The listing below should be written out exactly; please include all of it.

• [Stored data]
# # # # # # #

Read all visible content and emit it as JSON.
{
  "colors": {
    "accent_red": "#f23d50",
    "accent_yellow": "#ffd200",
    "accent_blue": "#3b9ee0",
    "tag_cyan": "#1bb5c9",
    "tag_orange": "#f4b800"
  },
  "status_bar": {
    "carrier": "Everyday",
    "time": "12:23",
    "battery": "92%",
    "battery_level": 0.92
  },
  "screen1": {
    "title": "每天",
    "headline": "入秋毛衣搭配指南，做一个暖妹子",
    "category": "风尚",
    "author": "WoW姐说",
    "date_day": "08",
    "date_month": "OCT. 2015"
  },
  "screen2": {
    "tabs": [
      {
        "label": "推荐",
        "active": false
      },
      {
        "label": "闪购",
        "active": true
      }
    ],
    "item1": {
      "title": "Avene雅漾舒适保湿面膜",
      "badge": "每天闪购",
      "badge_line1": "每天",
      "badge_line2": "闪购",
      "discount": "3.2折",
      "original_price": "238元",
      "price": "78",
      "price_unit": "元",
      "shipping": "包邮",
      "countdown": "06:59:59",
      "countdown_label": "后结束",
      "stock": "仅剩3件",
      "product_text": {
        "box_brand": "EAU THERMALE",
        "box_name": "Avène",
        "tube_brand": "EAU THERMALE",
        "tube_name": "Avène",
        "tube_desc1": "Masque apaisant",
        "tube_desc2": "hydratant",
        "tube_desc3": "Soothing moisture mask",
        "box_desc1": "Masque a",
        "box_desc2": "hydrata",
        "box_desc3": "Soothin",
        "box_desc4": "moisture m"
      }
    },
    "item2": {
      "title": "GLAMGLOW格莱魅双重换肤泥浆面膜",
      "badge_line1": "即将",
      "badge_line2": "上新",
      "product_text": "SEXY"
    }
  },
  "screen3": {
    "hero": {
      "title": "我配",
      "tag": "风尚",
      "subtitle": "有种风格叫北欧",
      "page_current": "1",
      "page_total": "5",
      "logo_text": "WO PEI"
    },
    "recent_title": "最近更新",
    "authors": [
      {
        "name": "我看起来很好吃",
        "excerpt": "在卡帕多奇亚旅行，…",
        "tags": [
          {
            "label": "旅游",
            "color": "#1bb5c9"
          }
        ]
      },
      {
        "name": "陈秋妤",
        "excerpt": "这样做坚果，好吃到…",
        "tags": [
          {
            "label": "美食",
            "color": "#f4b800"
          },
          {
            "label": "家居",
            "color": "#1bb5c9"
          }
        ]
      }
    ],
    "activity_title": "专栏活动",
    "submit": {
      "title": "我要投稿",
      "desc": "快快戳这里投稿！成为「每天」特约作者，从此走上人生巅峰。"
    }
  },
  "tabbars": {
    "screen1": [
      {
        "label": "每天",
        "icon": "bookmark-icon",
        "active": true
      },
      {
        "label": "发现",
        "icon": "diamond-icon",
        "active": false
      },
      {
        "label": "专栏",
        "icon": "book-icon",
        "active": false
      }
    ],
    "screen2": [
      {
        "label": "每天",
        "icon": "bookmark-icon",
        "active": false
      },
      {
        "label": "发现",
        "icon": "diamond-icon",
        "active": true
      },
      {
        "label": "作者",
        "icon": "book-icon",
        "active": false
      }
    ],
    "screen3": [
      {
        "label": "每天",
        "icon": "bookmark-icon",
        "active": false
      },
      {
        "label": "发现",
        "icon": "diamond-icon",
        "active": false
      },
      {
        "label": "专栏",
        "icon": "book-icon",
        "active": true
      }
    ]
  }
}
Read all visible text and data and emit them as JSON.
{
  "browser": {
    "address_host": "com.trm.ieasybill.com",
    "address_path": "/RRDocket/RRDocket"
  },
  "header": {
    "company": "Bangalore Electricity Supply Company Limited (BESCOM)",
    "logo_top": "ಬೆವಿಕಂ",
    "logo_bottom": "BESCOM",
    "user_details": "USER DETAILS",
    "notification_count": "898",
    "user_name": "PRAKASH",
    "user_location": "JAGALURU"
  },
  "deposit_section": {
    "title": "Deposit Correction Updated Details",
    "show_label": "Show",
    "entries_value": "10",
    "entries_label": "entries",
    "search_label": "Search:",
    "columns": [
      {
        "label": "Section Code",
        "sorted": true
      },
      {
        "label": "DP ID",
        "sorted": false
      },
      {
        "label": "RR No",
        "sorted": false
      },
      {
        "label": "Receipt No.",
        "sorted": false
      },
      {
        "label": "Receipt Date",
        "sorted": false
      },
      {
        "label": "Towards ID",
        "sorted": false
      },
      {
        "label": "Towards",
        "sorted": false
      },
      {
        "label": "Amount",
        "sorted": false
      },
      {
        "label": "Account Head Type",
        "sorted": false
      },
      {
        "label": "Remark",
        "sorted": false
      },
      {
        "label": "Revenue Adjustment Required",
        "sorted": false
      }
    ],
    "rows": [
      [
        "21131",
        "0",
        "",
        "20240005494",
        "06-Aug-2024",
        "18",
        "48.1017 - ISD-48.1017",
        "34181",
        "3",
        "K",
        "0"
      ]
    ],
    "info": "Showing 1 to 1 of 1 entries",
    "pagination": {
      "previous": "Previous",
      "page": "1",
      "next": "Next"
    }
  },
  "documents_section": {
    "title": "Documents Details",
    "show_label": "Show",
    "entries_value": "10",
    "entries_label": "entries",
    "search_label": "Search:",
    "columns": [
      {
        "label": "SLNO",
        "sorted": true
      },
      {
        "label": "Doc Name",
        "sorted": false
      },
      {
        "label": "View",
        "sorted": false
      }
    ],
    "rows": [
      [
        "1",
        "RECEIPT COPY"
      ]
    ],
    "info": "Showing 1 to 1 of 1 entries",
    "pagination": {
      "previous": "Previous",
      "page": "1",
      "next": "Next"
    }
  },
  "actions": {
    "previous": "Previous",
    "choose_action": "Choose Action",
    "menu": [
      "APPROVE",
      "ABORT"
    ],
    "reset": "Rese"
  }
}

# # # # # # #

• [Worked solution]
Read all visible content and emit it as JSON.
{
  "colors": {
    "accent_red": "#f23d50",
    "accent_yellow": "#ffd200",
    "accent_blue": "#3b9ee0",
    "tag_cyan": "#1bb5c9",
    "tag_orange": "#f4b800"
  },
  "status_bar": {
    "carrier": "Everyday",
    "time": "12:23",
    "battery": "92%",
    "battery_level": 0.92
  },
  "screen1": {
    "title": "每天",
    "headline": "入秋毛衣搭配指南，做一个暖妹子",
    "category": "风尚",
    "author": "WoW姐说",
    "date_day": "08",
    "date_month": "OCT. 2015"
  },
  "screen2": {
    "tabs": [
      {
        "label": "推荐",
        "active": false
      },
      {
        "label": "闪购",
        "active": true
      }
    ],
    "item1": {
      "title": "Avene雅漾舒适保湿面膜",
      "badge": "每天闪购",
      "badge_line1": "每天",
      "badge_line2": "闪购",
      "discount": "3.2折",
      "original_price": "238元",
      "price": "78",
      "price_unit": "元",
      "shipping": "包邮",
      "countdown": "06:59:59",
      "countdown_label": "后结束",
      "stock": "仅剩3件",
      "product_text": {
        "box_brand": "EAU THERMALE",
        "box_name": "Avène",
        "tube_brand": "EAU THERMALE",
        "tube_name": "Avène",
        "tube_desc1": "Masque apaisant",
        "tube_desc2": "hydratant",
        "tube_desc3": "Soothing moisture mask",
        "box_desc1": "Masque a",
        "box_desc2": "hydrata",
        "box_desc3": "Soothin",
        "box_desc4": "moisture m"
      }
    },
    "item2": {
      "title": "GLAMGLOW格莱魅双重换肤泥浆面膜",
      "badge_line1": "即将",
      "badge_line2": "上新",
      "product_text": "SEXY"
    }
  },
  "screen3": {
    "hero": {
      "title": "我配",
      "tag": "风尚",
      "subtitle": "有种风格叫北欧",
      "page_current": "1",
      "page_total": "5",
      "logo_text": "WO PEI"
    },
    "recent_title": "最近更新",
    "authors": [
      {
        "name": "我看起来很好吃",
        "excerpt": "在卡帕多奇亚旅行，…",
        "tags": [
          {
            "label": "旅游",
            "color": "#1bb5c9"
          }
        ]
      },
      {
        "name": "陈秋妤",
        "excerpt": "这样做坚果，好吃到…",
        "tags": [
          {
            "label": "美食",
            "color": "#f4b800"
          },
          {
            "label": "家居",
            "color": "#1bb5c9"
          }
        ]
      }
    ],
    "activity_title": "专栏活动",
    "submit": {
      "title": "我要投稿",
      "desc": "快快戳这里投稿！成为「每天」特约作者，从此走上人生巅峰。"
    }
  },
  "tabbars": {
    "screen1": [
      {
        "label": "每天",
        "icon": "bookmark-icon",
        "active": true
      },
      {
        "label": "发现",
        "icon": "diamond-icon",
        "active": false
      },
      {
        "label": "专栏",
        "icon": "book-icon",
        "active": false
      }
    ],
    "screen2": [
      {
        "label": "每天",
        "icon": "bookmark-icon",
        "active": false
      },
      {
        "label": "发现",
        "icon": "diamond-icon",
        "active": true
      },
      {
        "label": "作者",
        "icon": "book-icon",
        "active": false
      }
    ],
    "screen3": [
      {
        "label": "每天",
        "icon": "bookmark-icon",
        "active": false
      },
      {
        "label": "发现",
        "icon": "diamond-icon",
        "active": false
      },
      {
        "label": "专栏",
        "icon": "book-icon",
        "active": true
      }
    ]
  }
}
Read all visible text and data and emit them as JSON.
{
  "browser": {
    "address_host": "com.trm.ieasybill.com",
    "address_path": "/RRDocket/RRDocket"
  },
  "header": {
    "company": "Bangalore Electricity Supply Company Limited (BESCOM)",
    "logo_top": "ಬೆವಿಕಂ",
    "logo_bottom": "BESCOM",
    "user_details": "USER DETAILS",
    "notification_count": "898",
    "user_name": "PRAKASH",
    "user_location": "JAGALURU"
  },
  "deposit_section": {
    "title": "Deposit Correction Updated Details",
    "show_label": "Show",
    "entries_value": "10",
    "entries_label": "entries",
    "search_label": "Search:",
    "columns": [
      {
        "label": "Section Code",
        "sorted": true
      },
      {
        "label": "DP ID",
        "sorted": false
      },
      {
        "label": "RR No",
        "sorted": false
      },
      {
        "label": "Receipt No.",
        "sorted": false
      },
      {
        "label": "Receipt Date",
        "sorted": false
      },
      {
        "label": "Towards ID",
        "sorted": false
      },
      {
        "label": "Towards",
        "sorted": false
      },
      {
        "label": "Amount",
        "sorted": false
      },
      {
        "label": "Account Head Type",
        "sorted": false
      },
      {
        "label": "Remark",
        "sorted": false
      },
      {
        "label": "Revenue Adjustment Required",
        "sorted": false
      }
    ],
    "rows": [
      [
        "21131",
        "0",
        "",
        "20240005494",
        "06-Aug-2024",
        "18",
        "48.1017 - ISD-48.1017",
        "34181",
        "3",
        "K",
        "0"
      ]
    ],
    "info": "Showing 1 to 1 of 1 entries",
    "pagination": {
      "previous": "Previous",
      "page": "1",
      "next": "Next"
    }
  },
  "documents_section": {
    "title": "Documents Details",
    "show_label": "Show",
    "entries_value": "10",
    "entries_label": "entries",
    "search_label": "Search:",
    "columns": [
      {
        "label": "SLNO",
        "sorted": true
      },
      {
        "label": "Doc Name",
        "sorted": false
      },
      {
        "label": "View",
        "sorted": false
      }
    ],
    "rows": [
      [
        "1",
        "RECEIPT COPY"
      ]
    ],
    "info": "Showing 1 to 1 of 1 entries",
    "pagination": {
      "previous": "Previous",
      "page": "1",
      "next": "Next"
    }
  },
  "actions": {
    "previous": "Previous",
    "choose_action": "Choose Action",
    "menu": [
      "APPROVE",
      "ABORT"
    ],
    "reset": "Rese"
  }
}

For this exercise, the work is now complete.